▶ _INPUT MATERIAL_
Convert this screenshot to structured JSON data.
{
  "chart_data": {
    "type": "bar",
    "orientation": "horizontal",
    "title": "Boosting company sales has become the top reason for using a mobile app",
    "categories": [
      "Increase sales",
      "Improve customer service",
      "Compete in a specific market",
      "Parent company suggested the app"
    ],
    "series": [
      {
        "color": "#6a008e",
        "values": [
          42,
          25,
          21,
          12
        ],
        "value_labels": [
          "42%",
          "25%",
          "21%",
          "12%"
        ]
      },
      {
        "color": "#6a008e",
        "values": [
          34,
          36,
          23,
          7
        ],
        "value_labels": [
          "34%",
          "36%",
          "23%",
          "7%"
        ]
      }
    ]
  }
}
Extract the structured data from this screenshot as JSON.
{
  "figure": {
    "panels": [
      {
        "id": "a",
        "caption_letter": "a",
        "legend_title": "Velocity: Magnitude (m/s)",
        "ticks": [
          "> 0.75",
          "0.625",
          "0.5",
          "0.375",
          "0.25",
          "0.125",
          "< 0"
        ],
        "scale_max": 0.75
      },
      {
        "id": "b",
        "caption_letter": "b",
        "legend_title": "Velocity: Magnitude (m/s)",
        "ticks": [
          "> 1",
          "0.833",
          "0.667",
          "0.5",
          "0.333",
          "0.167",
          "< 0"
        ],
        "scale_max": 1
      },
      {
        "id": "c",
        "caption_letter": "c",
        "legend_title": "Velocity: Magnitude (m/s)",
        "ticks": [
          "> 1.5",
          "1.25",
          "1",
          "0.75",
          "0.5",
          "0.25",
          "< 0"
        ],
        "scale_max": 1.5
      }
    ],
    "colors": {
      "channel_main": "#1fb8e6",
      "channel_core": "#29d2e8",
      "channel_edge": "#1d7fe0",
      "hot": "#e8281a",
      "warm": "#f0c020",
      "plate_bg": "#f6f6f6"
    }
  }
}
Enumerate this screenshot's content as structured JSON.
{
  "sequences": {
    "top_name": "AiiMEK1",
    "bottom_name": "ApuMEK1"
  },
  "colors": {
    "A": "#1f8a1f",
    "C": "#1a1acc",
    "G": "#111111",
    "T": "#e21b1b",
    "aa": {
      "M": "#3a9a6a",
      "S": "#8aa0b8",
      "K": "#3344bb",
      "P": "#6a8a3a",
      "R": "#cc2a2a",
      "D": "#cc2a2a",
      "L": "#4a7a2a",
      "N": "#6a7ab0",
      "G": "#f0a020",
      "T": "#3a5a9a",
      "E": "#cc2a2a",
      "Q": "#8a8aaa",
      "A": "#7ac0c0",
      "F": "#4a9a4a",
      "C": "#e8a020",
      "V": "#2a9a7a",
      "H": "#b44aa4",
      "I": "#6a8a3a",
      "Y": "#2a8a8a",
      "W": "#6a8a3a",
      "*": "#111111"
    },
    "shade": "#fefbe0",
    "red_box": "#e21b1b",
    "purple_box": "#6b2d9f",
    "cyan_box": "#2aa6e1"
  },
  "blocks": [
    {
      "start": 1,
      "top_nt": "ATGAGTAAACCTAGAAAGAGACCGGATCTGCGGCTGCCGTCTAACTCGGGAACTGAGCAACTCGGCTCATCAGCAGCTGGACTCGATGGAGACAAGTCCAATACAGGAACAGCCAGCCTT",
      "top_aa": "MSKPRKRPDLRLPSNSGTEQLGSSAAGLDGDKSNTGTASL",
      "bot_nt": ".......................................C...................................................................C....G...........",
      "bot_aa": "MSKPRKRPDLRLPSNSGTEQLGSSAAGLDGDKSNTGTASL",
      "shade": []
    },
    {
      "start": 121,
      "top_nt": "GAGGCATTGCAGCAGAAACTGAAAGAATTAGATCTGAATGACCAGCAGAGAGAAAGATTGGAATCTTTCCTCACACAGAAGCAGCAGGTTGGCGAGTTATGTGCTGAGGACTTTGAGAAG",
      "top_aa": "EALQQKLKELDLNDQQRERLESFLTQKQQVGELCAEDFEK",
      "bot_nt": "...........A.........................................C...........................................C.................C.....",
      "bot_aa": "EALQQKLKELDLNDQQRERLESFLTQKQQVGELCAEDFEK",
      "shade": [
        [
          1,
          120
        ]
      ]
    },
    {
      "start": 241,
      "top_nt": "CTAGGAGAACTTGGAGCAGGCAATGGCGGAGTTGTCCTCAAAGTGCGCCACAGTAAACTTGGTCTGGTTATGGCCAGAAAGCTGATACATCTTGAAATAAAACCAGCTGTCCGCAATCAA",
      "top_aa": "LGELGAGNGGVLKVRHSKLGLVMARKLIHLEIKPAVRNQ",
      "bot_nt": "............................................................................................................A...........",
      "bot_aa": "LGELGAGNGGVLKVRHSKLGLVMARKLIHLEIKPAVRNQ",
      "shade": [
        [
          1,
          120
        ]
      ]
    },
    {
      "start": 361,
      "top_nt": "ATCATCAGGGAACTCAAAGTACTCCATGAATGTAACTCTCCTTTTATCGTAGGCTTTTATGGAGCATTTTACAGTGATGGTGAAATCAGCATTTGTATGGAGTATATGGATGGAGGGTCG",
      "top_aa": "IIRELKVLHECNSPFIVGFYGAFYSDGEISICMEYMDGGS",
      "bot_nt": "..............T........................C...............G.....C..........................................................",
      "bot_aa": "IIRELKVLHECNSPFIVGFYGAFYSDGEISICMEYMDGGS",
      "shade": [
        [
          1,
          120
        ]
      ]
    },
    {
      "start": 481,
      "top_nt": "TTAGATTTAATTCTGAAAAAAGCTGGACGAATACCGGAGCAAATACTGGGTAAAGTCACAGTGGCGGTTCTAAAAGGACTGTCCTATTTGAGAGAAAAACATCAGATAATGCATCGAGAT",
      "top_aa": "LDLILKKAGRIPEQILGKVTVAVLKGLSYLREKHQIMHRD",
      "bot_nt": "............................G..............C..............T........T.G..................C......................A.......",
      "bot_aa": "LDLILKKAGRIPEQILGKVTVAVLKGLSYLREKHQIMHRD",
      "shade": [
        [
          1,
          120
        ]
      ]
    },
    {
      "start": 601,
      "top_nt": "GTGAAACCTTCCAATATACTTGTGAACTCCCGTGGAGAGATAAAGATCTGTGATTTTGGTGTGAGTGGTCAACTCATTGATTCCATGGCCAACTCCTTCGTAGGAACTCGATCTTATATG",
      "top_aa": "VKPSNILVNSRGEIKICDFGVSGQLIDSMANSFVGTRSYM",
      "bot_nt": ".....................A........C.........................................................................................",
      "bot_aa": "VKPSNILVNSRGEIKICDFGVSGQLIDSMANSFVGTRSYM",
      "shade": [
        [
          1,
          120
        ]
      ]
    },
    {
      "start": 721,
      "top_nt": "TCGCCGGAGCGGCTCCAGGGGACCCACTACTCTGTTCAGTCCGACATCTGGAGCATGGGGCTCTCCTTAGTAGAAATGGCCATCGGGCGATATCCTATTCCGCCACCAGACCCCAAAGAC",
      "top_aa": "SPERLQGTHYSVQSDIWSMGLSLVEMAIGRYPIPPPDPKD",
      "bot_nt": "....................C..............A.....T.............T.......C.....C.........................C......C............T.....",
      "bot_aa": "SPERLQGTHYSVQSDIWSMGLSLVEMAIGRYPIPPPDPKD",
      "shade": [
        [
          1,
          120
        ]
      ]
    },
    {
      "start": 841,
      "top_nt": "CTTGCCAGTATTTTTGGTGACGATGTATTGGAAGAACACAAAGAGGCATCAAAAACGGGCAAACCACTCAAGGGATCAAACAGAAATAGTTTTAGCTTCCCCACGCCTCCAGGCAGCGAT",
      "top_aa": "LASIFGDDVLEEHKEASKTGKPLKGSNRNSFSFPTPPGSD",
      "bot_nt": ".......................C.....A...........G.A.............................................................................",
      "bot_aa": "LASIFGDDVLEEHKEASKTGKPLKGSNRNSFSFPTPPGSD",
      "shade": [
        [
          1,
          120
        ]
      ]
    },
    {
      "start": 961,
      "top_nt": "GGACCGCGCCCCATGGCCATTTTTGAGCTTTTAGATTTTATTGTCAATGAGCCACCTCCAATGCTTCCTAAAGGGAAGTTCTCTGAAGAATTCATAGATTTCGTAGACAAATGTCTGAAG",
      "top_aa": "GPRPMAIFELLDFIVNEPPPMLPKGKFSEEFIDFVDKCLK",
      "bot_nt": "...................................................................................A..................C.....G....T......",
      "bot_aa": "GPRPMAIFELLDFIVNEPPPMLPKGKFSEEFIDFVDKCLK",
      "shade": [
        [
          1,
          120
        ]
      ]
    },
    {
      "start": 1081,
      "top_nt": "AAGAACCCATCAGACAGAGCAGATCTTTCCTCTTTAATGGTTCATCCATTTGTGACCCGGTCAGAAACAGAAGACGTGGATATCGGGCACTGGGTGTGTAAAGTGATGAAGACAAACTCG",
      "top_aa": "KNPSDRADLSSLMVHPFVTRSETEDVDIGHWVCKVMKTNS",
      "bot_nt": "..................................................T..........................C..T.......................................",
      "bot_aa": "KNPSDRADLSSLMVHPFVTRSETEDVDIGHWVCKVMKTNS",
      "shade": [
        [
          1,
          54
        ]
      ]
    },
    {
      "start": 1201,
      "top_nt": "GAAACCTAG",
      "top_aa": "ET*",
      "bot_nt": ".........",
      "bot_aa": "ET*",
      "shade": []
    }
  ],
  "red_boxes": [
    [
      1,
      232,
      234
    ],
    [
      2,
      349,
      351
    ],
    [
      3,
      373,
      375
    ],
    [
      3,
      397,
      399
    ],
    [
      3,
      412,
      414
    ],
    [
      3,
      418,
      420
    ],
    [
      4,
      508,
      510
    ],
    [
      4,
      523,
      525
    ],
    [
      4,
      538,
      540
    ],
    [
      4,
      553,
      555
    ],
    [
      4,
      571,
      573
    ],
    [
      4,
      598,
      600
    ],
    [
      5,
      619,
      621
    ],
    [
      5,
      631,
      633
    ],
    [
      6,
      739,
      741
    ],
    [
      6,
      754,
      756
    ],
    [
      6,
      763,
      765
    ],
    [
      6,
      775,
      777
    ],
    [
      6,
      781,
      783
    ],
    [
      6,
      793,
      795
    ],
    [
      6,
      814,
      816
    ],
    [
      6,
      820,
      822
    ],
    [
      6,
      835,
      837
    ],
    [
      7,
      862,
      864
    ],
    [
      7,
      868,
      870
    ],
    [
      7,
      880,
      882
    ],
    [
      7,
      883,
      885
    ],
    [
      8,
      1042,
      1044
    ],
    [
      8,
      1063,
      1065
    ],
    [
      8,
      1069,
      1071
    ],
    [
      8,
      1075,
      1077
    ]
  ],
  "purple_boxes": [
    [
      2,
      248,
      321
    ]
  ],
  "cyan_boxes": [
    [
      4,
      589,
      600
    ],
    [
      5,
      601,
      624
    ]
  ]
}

▶ _WHAT THE EXERCISE ASKS_
From the data above, work out how many lines hold "KNPSDRADLSSLMVHPFVTRSETEDVDIGHWVCKVMKTNS". Answer with the number alone.

▶ _TASK RESPONSE_
2